**WHAT NEEDS TO BE DONE:** Copy the listing verbatim, excluding any images found in it.

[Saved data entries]
--------------------------------------------------

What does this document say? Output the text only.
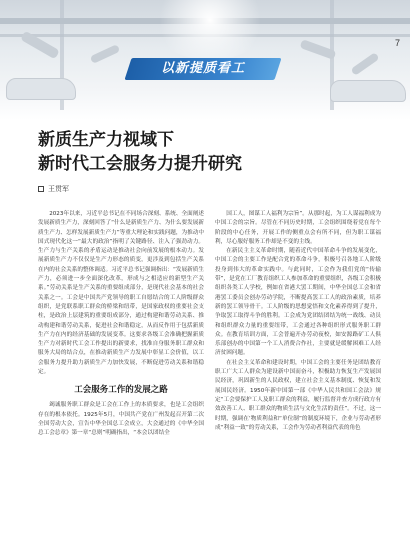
7
以新提质看工
新质生产力视域下
新时代工会服务力提升研究
王贯军

2023年以来，习近平总书记在不同场合深刻、系统、全面阐述发展新质生产力，深刻回答了“什么是新质生产力、为什么要发展新质生产力、怎样发展新质生产力”等重大理论和实践问题，为推动中国式现代化这一“最大的政治”指明了关键路径、注入了强劲动力。生产力与生产关系的矛盾运动是推动社会向前发展的根本动力。发展新质生产力不仅仅是生产力形态的质变，更涉及到包括生产关系在内的社会关系的整体调适。习近平总书记强调指出：“发展新质生产力，必须进一步全面深化改革，形成与之相适应的新型生产关系。”劳动关系是生产关系的重要组成部分，是现代社会基本的社会关系之一。工会是中国共产党领导的职工自愿结合的工人阶级群众组织，是党联系职工群众的桥梁和纽带，是国家政权的重要社会支柱，是政治上层建筑的重要组成部分，通过构建和谐劳动关系、推动构建和谐劳动关系，促进社会和谐稳定，从而反作用于包括新质生产力在内的经济基础的发展变革。这要求各级工会准确把握新质生产力对新时代工会工作提出的新要求，找准自身服务职工群众和服务大局的结合点，在推动新质生产力发展中彰显工会价值，以工会服务力提升助力新质生产力加快发展，不断促进劳动关系和谐稳定。

工会服务工作的发展之路

竭诚服务职工群众是工会在工作上的本质要求，也是工会组织存在的根本依托。1925年5月，中国共产党在广州发起召开第二次全国劳动大会，宣告中华全国总工会成立，大会通过的《中华全国总工会总章》第一章“总则”明确指出，“本会以团结全

国工人，图谋工人福利为宗旨”。从那时起，为工人谋福利成为中国工会的宗旨。尽管在不同历史时期，工会组织围绕着党在每个阶段的中心任务，开展工作的侧重点会有所不同，但为职工谋福利，尽心服好服务工作却是不变的主线。

在新民主主义革命时期，随着近代中国革命斗争的发展变化，中国工会的主要工作是配合党的革命斗争，积极号召各地工人阶级投身到伟大的革命实践中。与此同时，工会作为我们党的“传输带”，是党在工厂教育组织工人参加革命的重要组织，各级工会积极组织各类工人学校，例如在省港大罢工期间，中华全国总工会和省港罢工委员会创办劳动学院，不断提高罢工工人的政治素质，培养新的罢工领导骨干。工人阶级的思想觉悟和文化素养得到了提升，争取罢工取得斗争的胜利。工会成为党团结团结为统一战线、动员和组织群众力量的重要纽带，工会通过各种组织形式服务职工群众。在教育培训方面，工会普遍开办劳动夜校，如安源路矿工人俱乐部创办的中国第一个工人消费合作社，主要就是缓解困难工人经济贫困问题。

在社会主义革命和建设时期，中国工会的主要任务是团结教育职工广大工人群众为建设新中国而奋斗，积极助力恢复生产发展国民经济，巩固新生的人民政权，建立社会主义基本制度、恢复和发展国民经济。1950年新中国第一部《中华人民共和国工会法》规定“工会要保护工人及职工群众的利益，履行监督并查方成行政方有效改善工人、职工群众的物质生活与文化生活的责任”。不过，这一时期，强调在‘物质利益和“单位制”的制度环境下，企业与劳动者形成“利益一致”的劳动关系，工会作为劳动者利益代表的角色
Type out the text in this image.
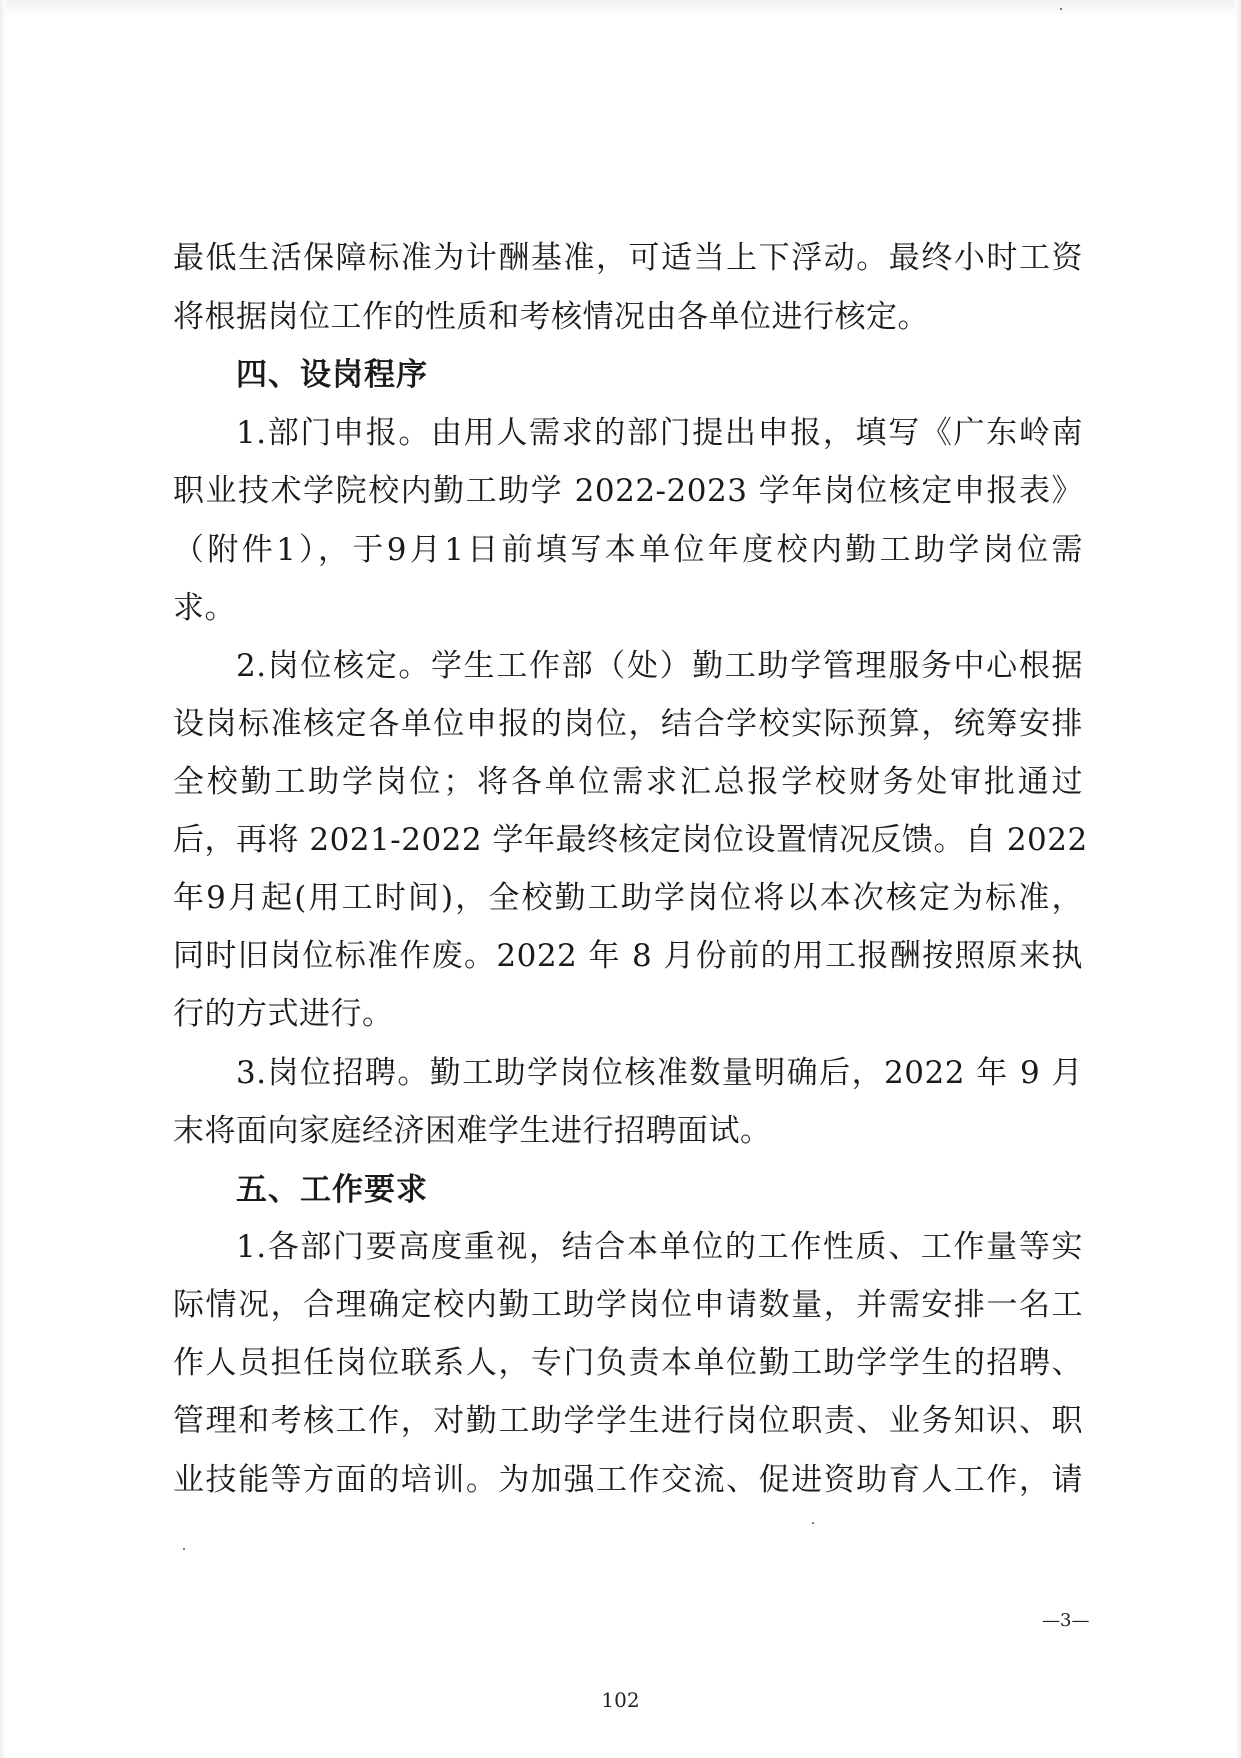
最低生活保障标准为计酬基准，可适当上下浮动。最终小时工资
将根据岗位工作的性质和考核情况由各单位进行核定。
四、设岗程序
1.部门申报。由用人需求的部门提出申报，填写《广东岭南
职业技术学院校内勤工助学 2022-2023 学年岗位核定申报表》
（附件1），于9月1日前填写本单位年度校内勤工助学岗位需
求。
2.岗位核定。学生工作部（处）勤工助学管理服务中心根据
设岗标准核定各单位申报的岗位，结合学校实际预算，统筹安排
全校勤工助学岗位；将各单位需求汇总报学校财务处审批通过
后，再将 2021-2022 学年最终核定岗位设置情况反馈。自 2022
年9月起(用工时间)，全校勤工助学岗位将以本次核定为标准，
同时旧岗位标准作废。2022 年 8 月份前的用工报酬按照原来执
行的方式进行。
3.岗位招聘。勤工助学岗位核准数量明确后，2022 年 9 月
末将面向家庭经济困难学生进行招聘面试。
五、工作要求
1.各部门要高度重视，结合本单位的工作性质、工作量等实
际情况，合理确定校内勤工助学岗位申请数量，并需安排一名工
作人员担任岗位联系人，专门负责本单位勤工助学学生的招聘、
管理和考核工作，对勤工助学学生进行岗位职责、业务知识、职
业技能等方面的培训。为加强工作交流、促进资助育人工作，请
—3—
102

--------------------------------------------------

**RESPONSE TO THIS EXERCISE:**
What does this document say? Output the text only.
7
以新提质看工
新质生产力视域下
新时代工会服务力提升研究
王贯军

2023年以来，习近平总书记在不同场合深刻、系统、全面阐述发展新质生产力，深刻回答了“什么是新质生产力、为什么要发展新质生产力、怎样发展新质生产力”等重大理论和实践问题，为推动中国式现代化这一“最大的政治”指明了关键路径、注入了强劲动力。生产力与生产关系的矛盾运动是推动社会向前发展的根本动力。发展新质生产力不仅仅是生产力形态的质变，更涉及到包括生产关系在内的社会关系的整体调适。习近平总书记强调指出：“发展新质生产力，必须进一步全面深化改革，形成与之相适应的新型生产关系。”劳动关系是生产关系的重要组成部分，是现代社会基本的社会关系之一。工会是中国共产党领导的职工自愿结合的工人阶级群众组织，是党联系职工群众的桥梁和纽带，是国家政权的重要社会支柱，是政治上层建筑的重要组成部分，通过构建和谐劳动关系、推动构建和谐劳动关系，促进社会和谐稳定，从而反作用于包括新质生产力在内的经济基础的发展变革。这要求各级工会准确把握新质生产力对新时代工会工作提出的新要求，找准自身服务职工群众和服务大局的结合点，在推动新质生产力发展中彰显工会价值，以工会服务力提升助力新质生产力加快发展，不断促进劳动关系和谐稳定。

工会服务工作的发展之路

竭诚服务职工群众是工会在工作上的本质要求，也是工会组织存在的根本依托。1925年5月，中国共产党在广州发起召开第二次全国劳动大会，宣告中华全国总工会成立，大会通过的《中华全国总工会总章》第一章“总则”明确指出，“本会以团结全

国工人，图谋工人福利为宗旨”。从那时起，为工人谋福利成为中国工会的宗旨。尽管在不同历史时期，工会组织围绕着党在每个阶段的中心任务，开展工作的侧重点会有所不同，但为职工谋福利，尽心服好服务工作却是不变的主线。

在新民主主义革命时期，随着近代中国革命斗争的发展变化，中国工会的主要工作是配合党的革命斗争，积极号召各地工人阶级投身到伟大的革命实践中。与此同时，工会作为我们党的“传输带”，是党在工厂教育组织工人参加革命的重要组织，各级工会积极组织各类工人学校，例如在省港大罢工期间，中华全国总工会和省港罢工委员会创办劳动学院，不断提高罢工工人的政治素质，培养新的罢工领导骨干。工人阶级的思想觉悟和文化素养得到了提升，争取罢工取得斗争的胜利。工会成为党团结团结为统一战线、动员和组织群众力量的重要纽带，工会通过各种组织形式服务职工群众。在教育培训方面，工会普遍开办劳动夜校，如安源路矿工人俱乐部创办的中国第一个工人消费合作社，主要就是缓解困难工人经济贫困问题。

在社会主义革命和建设时期，中国工会的主要任务是团结教育职工广大工人群众为建设新中国而奋斗，积极助力恢复生产发展国民经济，巩固新生的人民政权，建立社会主义基本制度、恢复和发展国民经济。1950年新中国第一部《中华人民共和国工会法》规定“工会要保护工人及职工群众的利益，履行监督并查方成行政方有效改善工人、职工群众的物质生活与文化生活的责任”。不过，这一时期，强调在‘物质利益和“单位制”的制度环境下，企业与劳动者形成“利益一致”的劳动关系，工会作为劳动者利益代表的角色
Type out the text in this image.
最低生活保障标准为计酬基准，可适当上下浮动。最终小时工资
将根据岗位工作的性质和考核情况由各单位进行核定。
四、设岗程序
1.部门申报。由用人需求的部门提出申报，填写《广东岭南
职业技术学院校内勤工助学 2022-2023 学年岗位核定申报表》
（附件1），于9月1日前填写本单位年度校内勤工助学岗位需
求。
2.岗位核定。学生工作部（处）勤工助学管理服务中心根据
设岗标准核定各单位申报的岗位，结合学校实际预算，统筹安排
全校勤工助学岗位；将各单位需求汇总报学校财务处审批通过
后，再将 2021-2022 学年最终核定岗位设置情况反馈。自 2022
年9月起(用工时间)，全校勤工助学岗位将以本次核定为标准，
同时旧岗位标准作废。2022 年 8 月份前的用工报酬按照原来执
行的方式进行。
3.岗位招聘。勤工助学岗位核准数量明确后，2022 年 9 月
末将面向家庭经济困难学生进行招聘面试。
五、工作要求
1.各部门要高度重视，结合本单位的工作性质、工作量等实
际情况，合理确定校内勤工助学岗位申请数量，并需安排一名工
作人员担任岗位联系人，专门负责本单位勤工助学学生的招聘、
管理和考核工作，对勤工助学学生进行岗位职责、业务知识、职
业技能等方面的培训。为加强工作交流、促进资助育人工作，请
—3—
102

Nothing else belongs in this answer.